| WORK TO COMPLETE |
Filter the entries, keeping every line with the word "проверка".

(Stored dataset items)

** Start **

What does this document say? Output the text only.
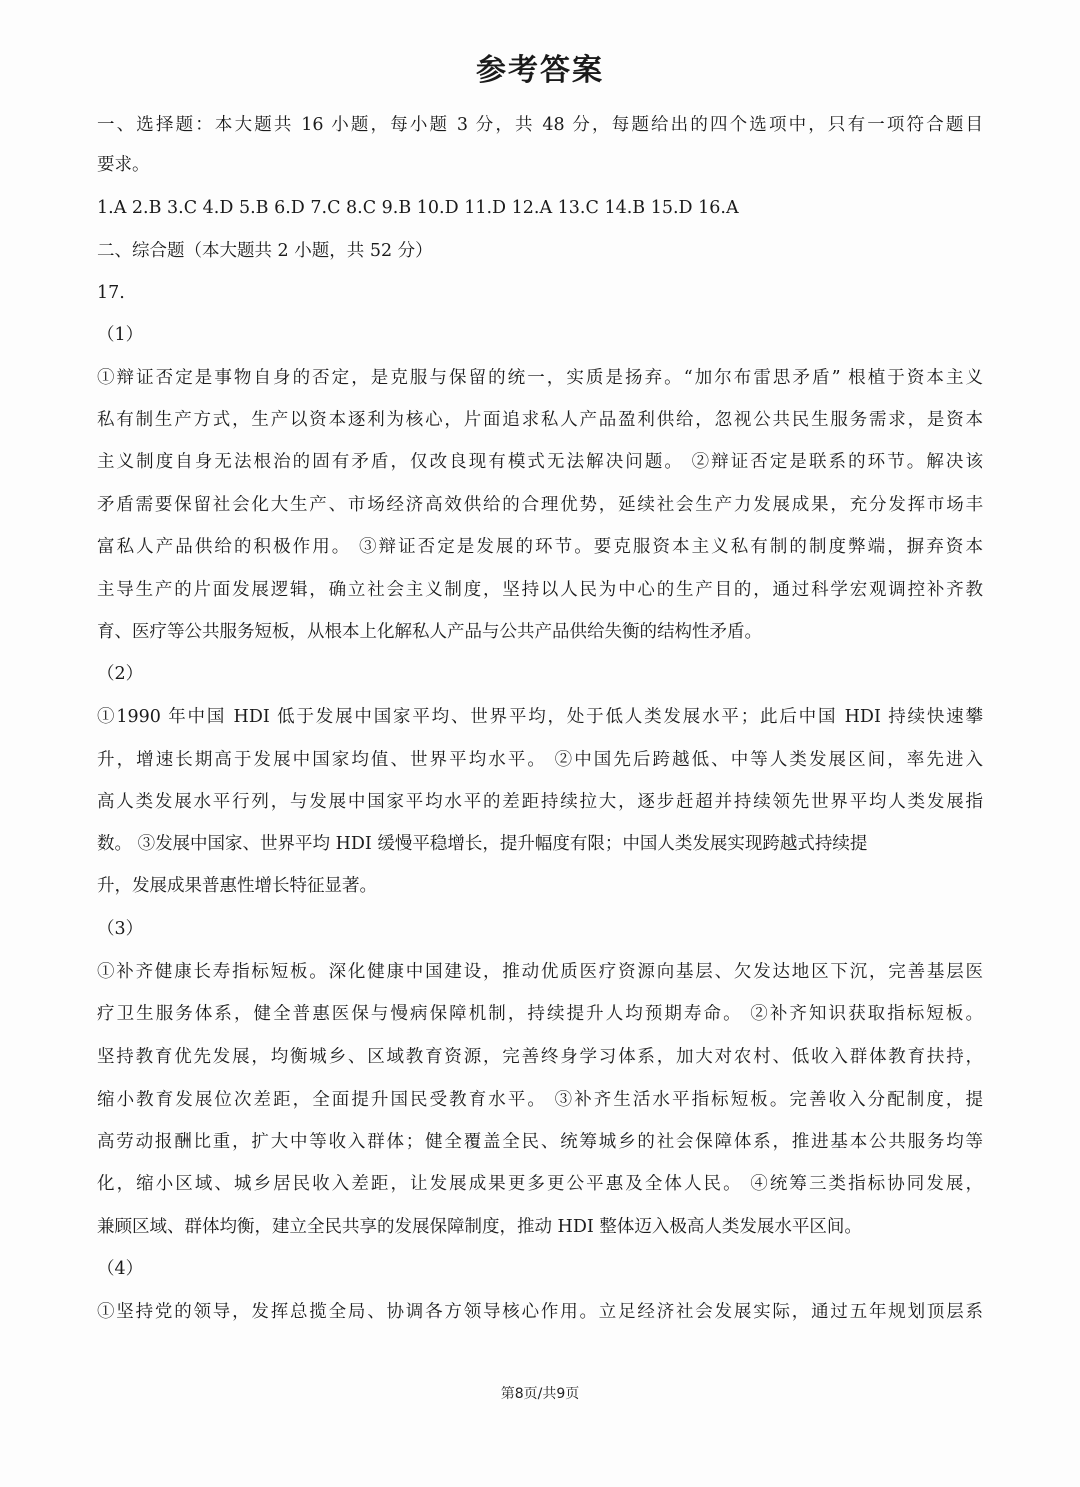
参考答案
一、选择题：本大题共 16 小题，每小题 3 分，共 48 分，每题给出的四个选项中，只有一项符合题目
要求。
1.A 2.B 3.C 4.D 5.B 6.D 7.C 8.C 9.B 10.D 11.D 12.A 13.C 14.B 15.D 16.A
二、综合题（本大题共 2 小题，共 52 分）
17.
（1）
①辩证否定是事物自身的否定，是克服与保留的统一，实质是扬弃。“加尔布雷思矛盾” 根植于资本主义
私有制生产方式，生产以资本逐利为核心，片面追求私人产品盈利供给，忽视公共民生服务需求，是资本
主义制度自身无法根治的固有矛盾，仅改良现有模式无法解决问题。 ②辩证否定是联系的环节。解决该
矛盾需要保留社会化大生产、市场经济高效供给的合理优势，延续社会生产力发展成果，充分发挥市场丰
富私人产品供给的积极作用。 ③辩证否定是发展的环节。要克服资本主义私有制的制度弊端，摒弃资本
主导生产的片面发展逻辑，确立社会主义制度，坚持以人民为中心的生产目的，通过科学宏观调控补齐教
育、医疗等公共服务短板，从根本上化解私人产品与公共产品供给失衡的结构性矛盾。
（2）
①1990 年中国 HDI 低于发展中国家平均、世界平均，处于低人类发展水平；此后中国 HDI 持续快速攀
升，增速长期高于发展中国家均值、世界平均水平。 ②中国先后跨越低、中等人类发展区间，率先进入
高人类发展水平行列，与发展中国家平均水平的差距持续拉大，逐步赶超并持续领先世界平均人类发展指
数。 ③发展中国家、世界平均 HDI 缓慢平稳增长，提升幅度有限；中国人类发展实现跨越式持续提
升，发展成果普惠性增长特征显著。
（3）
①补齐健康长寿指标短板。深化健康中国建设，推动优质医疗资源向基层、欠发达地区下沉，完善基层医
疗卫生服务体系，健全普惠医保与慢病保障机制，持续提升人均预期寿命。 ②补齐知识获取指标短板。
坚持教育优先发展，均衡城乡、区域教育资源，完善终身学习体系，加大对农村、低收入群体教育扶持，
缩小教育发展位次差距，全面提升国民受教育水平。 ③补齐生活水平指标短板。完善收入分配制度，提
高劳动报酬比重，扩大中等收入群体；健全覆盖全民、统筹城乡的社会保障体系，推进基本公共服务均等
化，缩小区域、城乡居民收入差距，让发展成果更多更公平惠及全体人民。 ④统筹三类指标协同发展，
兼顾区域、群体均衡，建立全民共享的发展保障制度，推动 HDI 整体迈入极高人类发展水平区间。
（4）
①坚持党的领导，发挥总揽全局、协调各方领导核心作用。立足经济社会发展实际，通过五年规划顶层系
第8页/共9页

** End **
** Start **

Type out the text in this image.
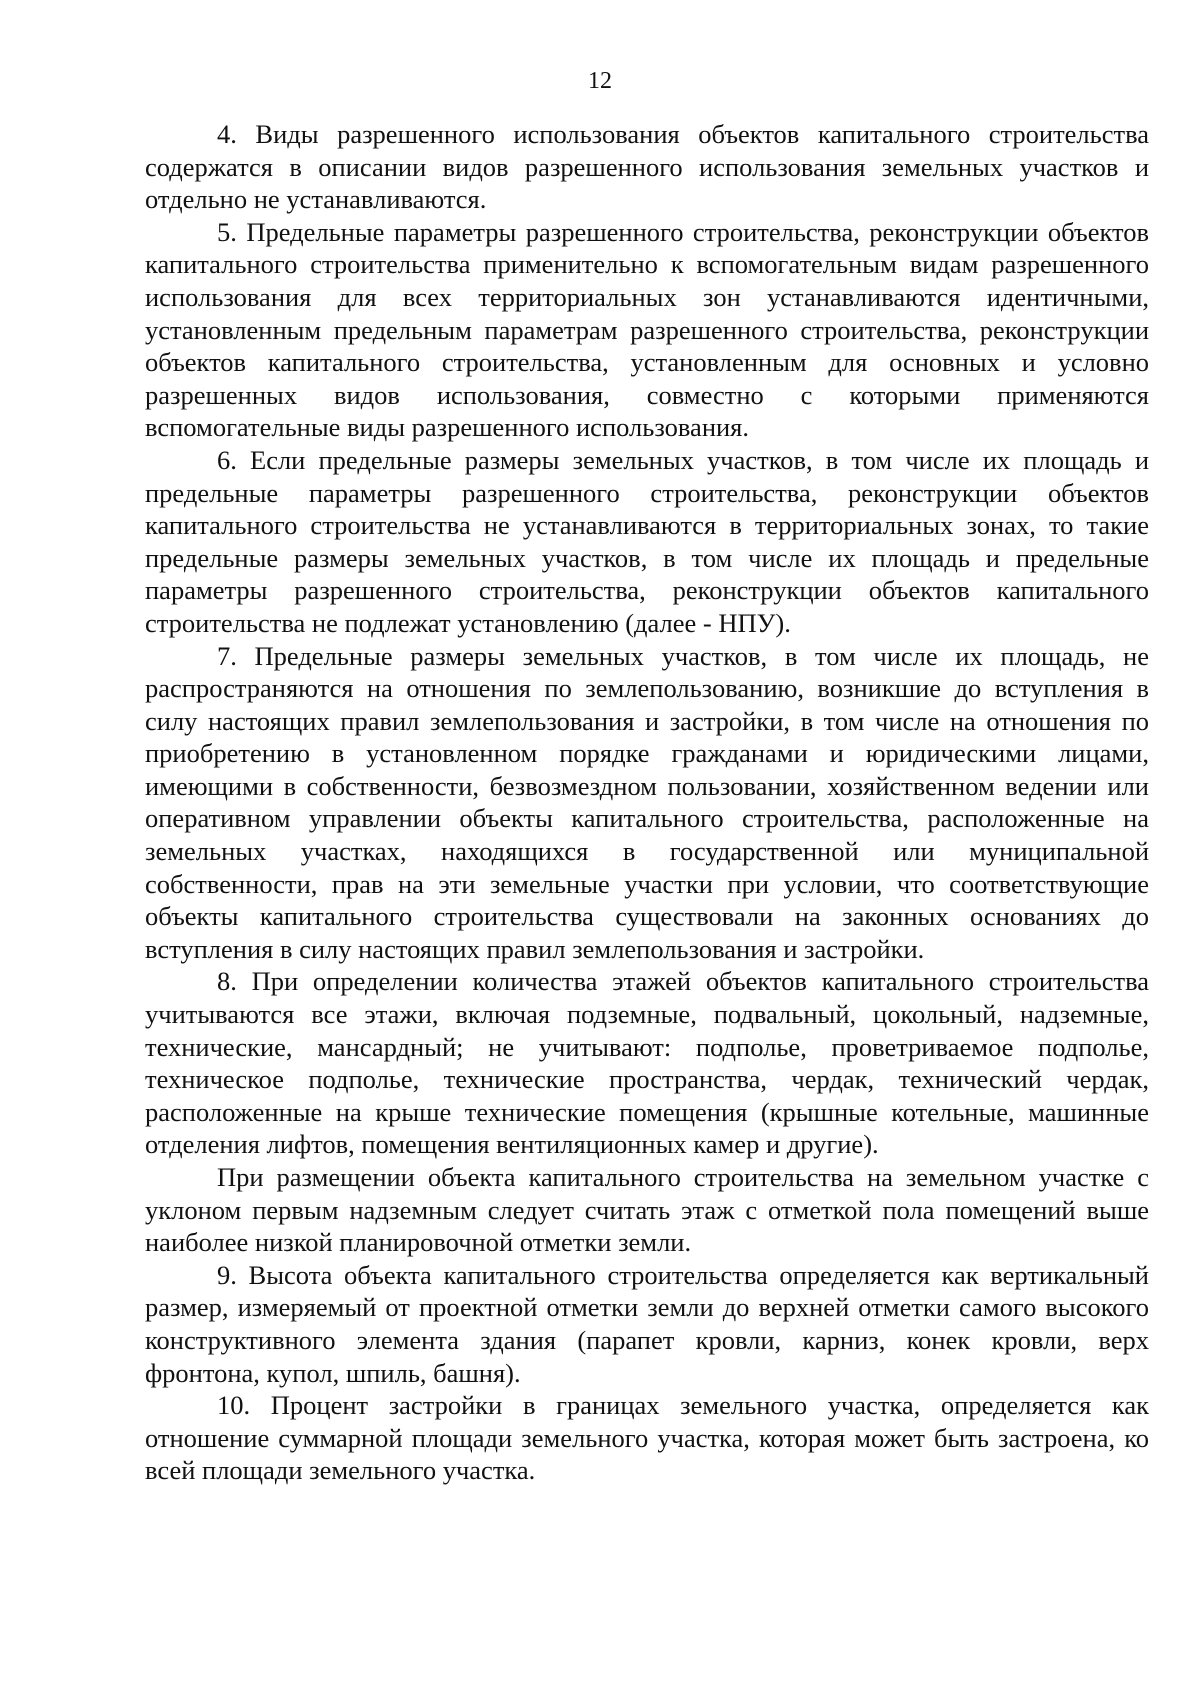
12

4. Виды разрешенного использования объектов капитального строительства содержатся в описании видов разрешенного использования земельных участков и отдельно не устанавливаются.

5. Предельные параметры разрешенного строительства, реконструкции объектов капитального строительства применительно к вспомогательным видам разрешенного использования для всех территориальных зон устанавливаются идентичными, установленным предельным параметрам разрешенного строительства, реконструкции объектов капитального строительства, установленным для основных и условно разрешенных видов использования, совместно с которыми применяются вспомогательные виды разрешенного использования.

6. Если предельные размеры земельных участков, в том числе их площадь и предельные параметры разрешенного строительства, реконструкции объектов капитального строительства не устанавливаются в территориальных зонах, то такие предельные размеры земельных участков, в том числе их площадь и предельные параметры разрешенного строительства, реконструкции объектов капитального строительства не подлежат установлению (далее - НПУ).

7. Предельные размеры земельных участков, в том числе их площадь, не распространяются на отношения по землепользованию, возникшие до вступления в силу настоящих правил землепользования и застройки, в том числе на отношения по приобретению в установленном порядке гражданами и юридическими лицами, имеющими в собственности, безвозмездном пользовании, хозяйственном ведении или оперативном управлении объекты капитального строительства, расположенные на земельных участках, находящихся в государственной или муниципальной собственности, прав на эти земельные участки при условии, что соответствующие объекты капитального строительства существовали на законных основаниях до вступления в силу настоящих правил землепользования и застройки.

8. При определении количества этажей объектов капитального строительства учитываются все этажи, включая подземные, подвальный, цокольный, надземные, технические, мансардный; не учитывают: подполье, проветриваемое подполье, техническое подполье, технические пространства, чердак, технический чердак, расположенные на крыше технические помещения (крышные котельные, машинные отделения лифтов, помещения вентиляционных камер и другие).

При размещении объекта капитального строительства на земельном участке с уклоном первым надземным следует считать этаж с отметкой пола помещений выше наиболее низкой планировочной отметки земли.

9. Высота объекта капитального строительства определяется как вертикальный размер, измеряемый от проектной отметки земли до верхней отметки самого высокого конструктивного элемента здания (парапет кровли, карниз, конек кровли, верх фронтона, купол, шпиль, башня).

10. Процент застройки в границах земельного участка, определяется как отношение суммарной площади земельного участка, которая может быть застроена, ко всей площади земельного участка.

** End **
** Start **

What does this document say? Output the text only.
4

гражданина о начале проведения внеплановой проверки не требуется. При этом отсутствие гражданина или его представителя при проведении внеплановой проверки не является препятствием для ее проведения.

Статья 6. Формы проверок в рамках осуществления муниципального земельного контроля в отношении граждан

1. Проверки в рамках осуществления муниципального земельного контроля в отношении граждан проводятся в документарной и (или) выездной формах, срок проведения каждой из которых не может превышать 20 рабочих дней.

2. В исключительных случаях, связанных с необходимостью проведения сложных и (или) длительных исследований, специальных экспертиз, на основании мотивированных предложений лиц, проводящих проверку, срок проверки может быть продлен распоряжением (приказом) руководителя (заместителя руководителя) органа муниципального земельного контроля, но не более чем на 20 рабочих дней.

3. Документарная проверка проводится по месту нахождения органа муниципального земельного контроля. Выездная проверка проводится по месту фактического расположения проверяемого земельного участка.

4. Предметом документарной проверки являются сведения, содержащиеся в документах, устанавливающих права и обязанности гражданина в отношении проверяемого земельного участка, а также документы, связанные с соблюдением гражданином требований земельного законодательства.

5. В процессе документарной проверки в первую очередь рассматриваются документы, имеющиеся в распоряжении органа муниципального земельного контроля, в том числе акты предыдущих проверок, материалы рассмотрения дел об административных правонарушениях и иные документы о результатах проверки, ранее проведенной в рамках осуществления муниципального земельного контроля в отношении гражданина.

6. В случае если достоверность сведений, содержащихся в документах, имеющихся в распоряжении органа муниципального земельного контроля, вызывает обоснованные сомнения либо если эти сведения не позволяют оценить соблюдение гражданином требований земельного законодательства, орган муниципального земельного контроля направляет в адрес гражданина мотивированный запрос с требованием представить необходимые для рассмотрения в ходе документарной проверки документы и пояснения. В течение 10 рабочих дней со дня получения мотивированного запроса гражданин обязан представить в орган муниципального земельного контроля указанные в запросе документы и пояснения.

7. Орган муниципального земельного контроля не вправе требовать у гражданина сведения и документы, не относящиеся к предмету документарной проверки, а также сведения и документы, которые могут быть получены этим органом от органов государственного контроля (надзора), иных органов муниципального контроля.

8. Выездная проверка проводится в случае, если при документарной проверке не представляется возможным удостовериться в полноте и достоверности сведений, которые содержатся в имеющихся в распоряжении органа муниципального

** End **

| ANSWER FOR THIS EXERCISE |
3. Документарная проверка проводится по месту нахождения органа муниципального земельного контроля. Выездная проверка проводится по месту фактического расположения проверяемого земельного участка.
8. Выездная проверка проводится в случае, если при документарной проверке не представляется возможным удостовериться в полноте и достоверности сведений, которые содержатся в имеющихся в распоряжении органа муниципального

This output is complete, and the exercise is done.